Dataset entries:
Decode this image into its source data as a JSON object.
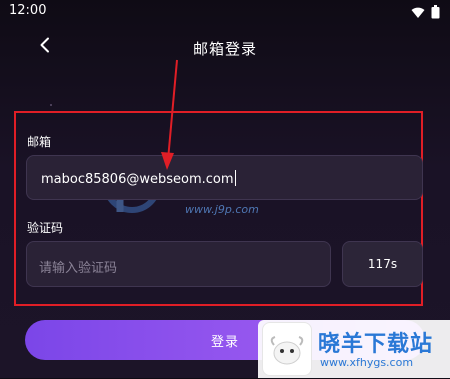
{
  "status_bar": {
    "time": "12:00"
  },
  "nav": {
    "title": "邮箱登录"
  },
  "form": {
    "email_label": "邮箱",
    "email_value": "maboc85806@webseom.com",
    "code_label": "验证码",
    "code_placeholder": "请输入验证码",
    "code_countdown": "117s"
  },
  "login_button": {
    "label": "登录"
  },
  "watermarks": {
    "center_url": "www.j9p.com",
    "corner_brand": "晓羊下载站",
    "corner_url": "www.xfhygs.com"
  },
  "colors": {
    "accent_start": "#7b46e8",
    "accent_end": "#b26cf5",
    "highlight": "#e01e26",
    "background": "#1a1226"
  },
  "icons": [
    "wifi-icon",
    "battery-icon",
    "back-arrow-icon"
  ]
}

### What you have to do
Leave out the pictures and copy everything else in the records word for word.

### Result for this task
Decode this image into its source data as a JSON object.
{
  "status_bar": {
    "time": "12:00"
  },
  "nav": {
    "title": "邮箱登录"
  },
  "form": {
    "email_label": "邮箱",
    "email_value": "maboc85806@webseom.com",
    "code_label": "验证码",
    "code_placeholder": "请输入验证码",
    "code_countdown": "117s"
  },
  "login_button": {
    "label": "登录"
  },
  "watermarks": {
    "center_url": "www.j9p.com",
    "corner_brand": "晓羊下载站",
    "corner_url": "www.xfhygs.com"
  },
  "colors": {
    "accent_start": "#7b46e8",
    "accent_end": "#b26cf5",
    "highlight": "#e01e26",
    "background": "#1a1226"
  },
  "icons": [
    "wifi-icon",
    "battery-icon",
    "back-arrow-icon"
  ]
}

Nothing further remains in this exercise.